***** RECORD LIST *****

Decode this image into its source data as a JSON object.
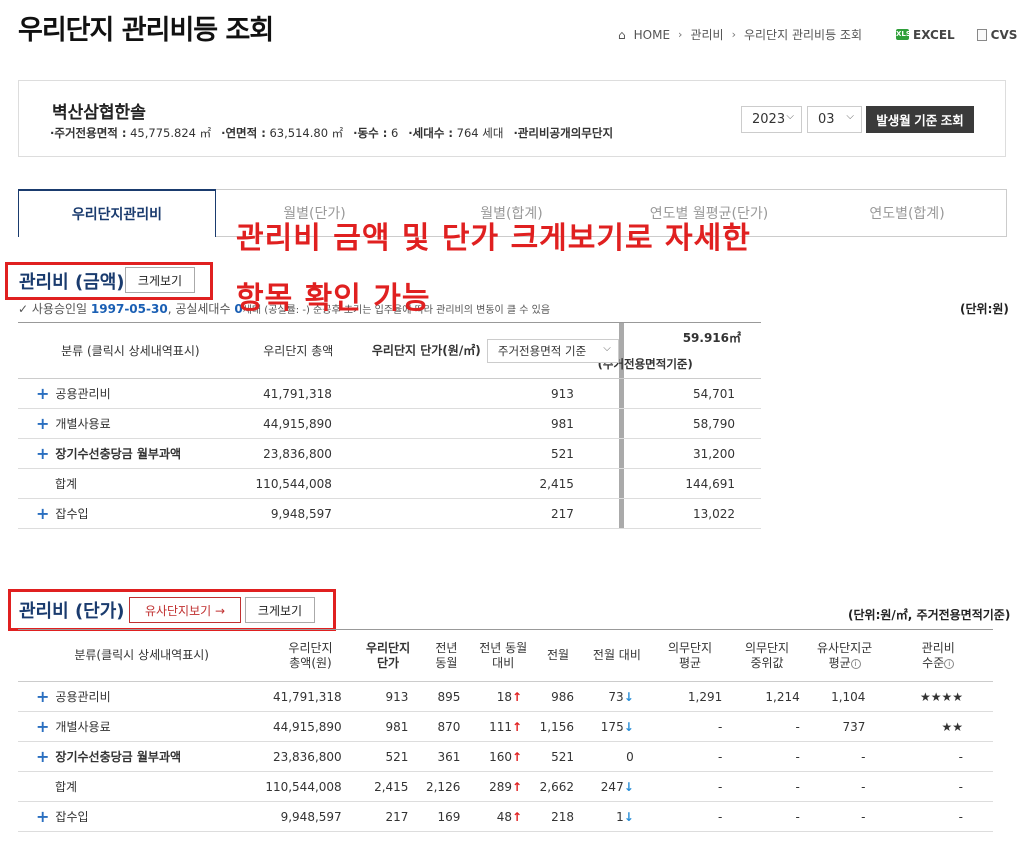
{
  "page": {
    "title": "우리단지 관리비등 조회"
  },
  "breadcrumb": {
    "home": "HOME",
    "level1": "관리비",
    "level2": "우리단지 관리비등 조회",
    "excel": "EXCEL",
    "cvs": "CVS"
  },
  "complex": {
    "name": "벽산삼협한솔",
    "area_label": "·주거전용면적 :",
    "area_value": "45,775.824 ㎡",
    "floor_label": "·연면적 :",
    "floor_value": "63,514.80 ㎡",
    "dong_label": "·동수 :",
    "dong_value": "6",
    "hh_label": "·세대수 :",
    "hh_value": "764 세대",
    "disclosure": "·관리비공개의무단지"
  },
  "controls": {
    "year": "2023",
    "month": "03",
    "query_button": "발생월 기준 조회"
  },
  "tabs": [
    "우리단지관리비",
    "월별(단가)",
    "월별(합계)",
    "연도별 월평균(단가)",
    "연도별(합계)"
  ],
  "overlay": {
    "line1": "관리비 금액 및 단가 크게보기로 자세한",
    "line2": "항목 확인 가능"
  },
  "section1": {
    "title": "관리비 (금액)",
    "zoom_button": "크게보기",
    "note_prefix": "사용승인일",
    "approval_date": "1997-05-30",
    "note_mid": ", 공실세대수",
    "vacant": "0",
    "note_suffix": "세대 (공실률: -) 준공후 초기는 입주율에 따라 관리비의 변동이 클 수 있음",
    "unit": "(단위:원)",
    "area_value": "59.916㎡",
    "area_caption": "(주거전용면적기준)",
    "headers": {
      "category": "분류 (클릭시 상세내역표시)",
      "total": "우리단지 총액",
      "unit_price": "우리단지 단가(원/㎡)",
      "basis": "주거전용면적 기준"
    },
    "rows": [
      {
        "name": "공용관리비",
        "total": "41,791,318",
        "unit": "913",
        "area": "54,701",
        "plus": true,
        "bold": false
      },
      {
        "name": "개별사용료",
        "total": "44,915,890",
        "unit": "981",
        "area": "58,790",
        "plus": true,
        "bold": false
      },
      {
        "name": "장기수선충당금 월부과액",
        "total": "23,836,800",
        "unit": "521",
        "area": "31,200",
        "plus": true,
        "bold": true
      },
      {
        "name": "합계",
        "total": "110,544,008",
        "unit": "2,415",
        "area": "144,691",
        "plus": false,
        "bold": false
      },
      {
        "name": "잡수입",
        "total": "9,948,597",
        "unit": "217",
        "area": "13,022",
        "plus": true,
        "bold": false
      }
    ]
  },
  "section2": {
    "title": "관리비 (단가)",
    "similar_button": "유사단지보기 →",
    "zoom_button": "크게보기",
    "unit": "(단위:원/㎡, 주거전용면적기준)",
    "headers": {
      "category": "분류(클릭시 상세내역표시)",
      "total": "우리단지|총액(원)",
      "unit": "우리단지|단가",
      "prev_year": "전년|동월",
      "yoy": "전년 동월|대비",
      "prev_month": "전월",
      "mom": "전월 대비",
      "mand_avg": "의무단지|평균",
      "mand_median": "의무단지|중위값",
      "similar_avg": "유사단지군|평균",
      "level": "관리비|수준"
    },
    "rows": [
      {
        "name": "공용관리비",
        "total": "41,791,318",
        "unit": "913",
        "prev_year": "895",
        "yoy": "18",
        "yoy_dir": "up",
        "prev_month": "986",
        "mom": "73",
        "mom_dir": "down",
        "mand_avg": "1,291",
        "mand_median": "1,214",
        "similar_avg": "1,104",
        "level": "★★★★",
        "plus": true,
        "bold": false
      },
      {
        "name": "개별사용료",
        "total": "44,915,890",
        "unit": "981",
        "prev_year": "870",
        "yoy": "111",
        "yoy_dir": "up",
        "prev_month": "1,156",
        "mom": "175",
        "mom_dir": "down",
        "mand_avg": "-",
        "mand_median": "-",
        "similar_avg": "737",
        "level": "★★",
        "plus": true,
        "bold": false
      },
      {
        "name": "장기수선충당금 월부과액",
        "total": "23,836,800",
        "unit": "521",
        "prev_year": "361",
        "yoy": "160",
        "yoy_dir": "up",
        "prev_month": "521",
        "mom": "0",
        "mom_dir": "",
        "mand_avg": "-",
        "mand_median": "-",
        "similar_avg": "-",
        "level": "-",
        "plus": true,
        "bold": true
      },
      {
        "name": "합계",
        "total": "110,544,008",
        "unit": "2,415",
        "prev_year": "2,126",
        "yoy": "289",
        "yoy_dir": "up",
        "prev_month": "2,662",
        "mom": "247",
        "mom_dir": "down",
        "mand_avg": "-",
        "mand_median": "-",
        "similar_avg": "-",
        "level": "-",
        "plus": false,
        "bold": false
      },
      {
        "name": "잡수입",
        "total": "9,948,597",
        "unit": "217",
        "prev_year": "169",
        "yoy": "48",
        "yoy_dir": "up",
        "prev_month": "218",
        "mom": "1",
        "mom_dir": "down",
        "mand_avg": "-",
        "mand_median": "-",
        "similar_avg": "-",
        "level": "-",
        "plus": true,
        "bold": false
      }
    ]
  }
}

*****

Retype the entries word for word. Omit any images.

Decode this image into its source data as a JSON object.
{
  "page": {
    "title": "우리단지 관리비등 조회"
  },
  "breadcrumb": {
    "home": "HOME",
    "level1": "관리비",
    "level2": "우리단지 관리비등 조회",
    "excel": "EXCEL",
    "cvs": "CVS"
  },
  "complex": {
    "name": "벽산삼협한솔",
    "area_label": "·주거전용면적 :",
    "area_value": "45,775.824 ㎡",
    "floor_label": "·연면적 :",
    "floor_value": "63,514.80 ㎡",
    "dong_label": "·동수 :",
    "dong_value": "6",
    "hh_label": "·세대수 :",
    "hh_value": "764 세대",
    "disclosure": "·관리비공개의무단지"
  },
  "controls": {
    "year": "2023",
    "month": "03",
    "query_button": "발생월 기준 조회"
  },
  "tabs": [
    "우리단지관리비",
    "월별(단가)",
    "월별(합계)",
    "연도별 월평균(단가)",
    "연도별(합계)"
  ],
  "overlay": {
    "line1": "관리비 금액 및 단가 크게보기로 자세한",
    "line2": "항목 확인 가능"
  },
  "section1": {
    "title": "관리비 (금액)",
    "zoom_button": "크게보기",
    "note_prefix": "사용승인일",
    "approval_date": "1997-05-30",
    "note_mid": ", 공실세대수",
    "vacant": "0",
    "note_suffix": "세대 (공실률: -) 준공후 초기는 입주율에 따라 관리비의 변동이 클 수 있음",
    "unit": "(단위:원)",
    "area_value": "59.916㎡",
    "area_caption": "(주거전용면적기준)",
    "headers": {
      "category": "분류 (클릭시 상세내역표시)",
      "total": "우리단지 총액",
      "unit_price": "우리단지 단가(원/㎡)",
      "basis": "주거전용면적 기준"
    },
    "rows": [
      {
        "name": "공용관리비",
        "total": "41,791,318",
        "unit": "913",
        "area": "54,701",
        "plus": true,
        "bold": false
      },
      {
        "name": "개별사용료",
        "total": "44,915,890",
        "unit": "981",
        "area": "58,790",
        "plus": true,
        "bold": false
      },
      {
        "name": "장기수선충당금 월부과액",
        "total": "23,836,800",
        "unit": "521",
        "area": "31,200",
        "plus": true,
        "bold": true
      },
      {
        "name": "합계",
        "total": "110,544,008",
        "unit": "2,415",
        "area": "144,691",
        "plus": false,
        "bold": false
      },
      {
        "name": "잡수입",
        "total": "9,948,597",
        "unit": "217",
        "area": "13,022",
        "plus": true,
        "bold": false
      }
    ]
  },
  "section2": {
    "title": "관리비 (단가)",
    "similar_button": "유사단지보기 →",
    "zoom_button": "크게보기",
    "unit": "(단위:원/㎡, 주거전용면적기준)",
    "headers": {
      "category": "분류(클릭시 상세내역표시)",
      "total": "우리단지|총액(원)",
      "unit": "우리단지|단가",
      "prev_year": "전년|동월",
      "yoy": "전년 동월|대비",
      "prev_month": "전월",
      "mom": "전월 대비",
      "mand_avg": "의무단지|평균",
      "mand_median": "의무단지|중위값",
      "similar_avg": "유사단지군|평균",
      "level": "관리비|수준"
    },
    "rows": [
      {
        "name": "공용관리비",
        "total": "41,791,318",
        "unit": "913",
        "prev_year": "895",
        "yoy": "18",
        "yoy_dir": "up",
        "prev_month": "986",
        "mom": "73",
        "mom_dir": "down",
        "mand_avg": "1,291",
        "mand_median": "1,214",
        "similar_avg": "1,104",
        "level": "★★★★",
        "plus": true,
        "bold": false
      },
      {
        "name": "개별사용료",
        "total": "44,915,890",
        "unit": "981",
        "prev_year": "870",
        "yoy": "111",
        "yoy_dir": "up",
        "prev_month": "1,156",
        "mom": "175",
        "mom_dir": "down",
        "mand_avg": "-",
        "mand_median": "-",
        "similar_avg": "737",
        "level": "★★",
        "plus": true,
        "bold": false
      },
      {
        "name": "장기수선충당금 월부과액",
        "total": "23,836,800",
        "unit": "521",
        "prev_year": "361",
        "yoy": "160",
        "yoy_dir": "up",
        "prev_month": "521",
        "mom": "0",
        "mom_dir": "",
        "mand_avg": "-",
        "mand_median": "-",
        "similar_avg": "-",
        "level": "-",
        "plus": true,
        "bold": true
      },
      {
        "name": "합계",
        "total": "110,544,008",
        "unit": "2,415",
        "prev_year": "2,126",
        "yoy": "289",
        "yoy_dir": "up",
        "prev_month": "2,662",
        "mom": "247",
        "mom_dir": "down",
        "mand_avg": "-",
        "mand_median": "-",
        "similar_avg": "-",
        "level": "-",
        "plus": false,
        "bold": false
      },
      {
        "name": "잡수입",
        "total": "9,948,597",
        "unit": "217",
        "prev_year": "169",
        "yoy": "48",
        "yoy_dir": "up",
        "prev_month": "218",
        "mom": "1",
        "mom_dir": "down",
        "mand_avg": "-",
        "mand_median": "-",
        "similar_avg": "-",
        "level": "-",
        "plus": true,
        "bold": false
      }
    ]
  }
}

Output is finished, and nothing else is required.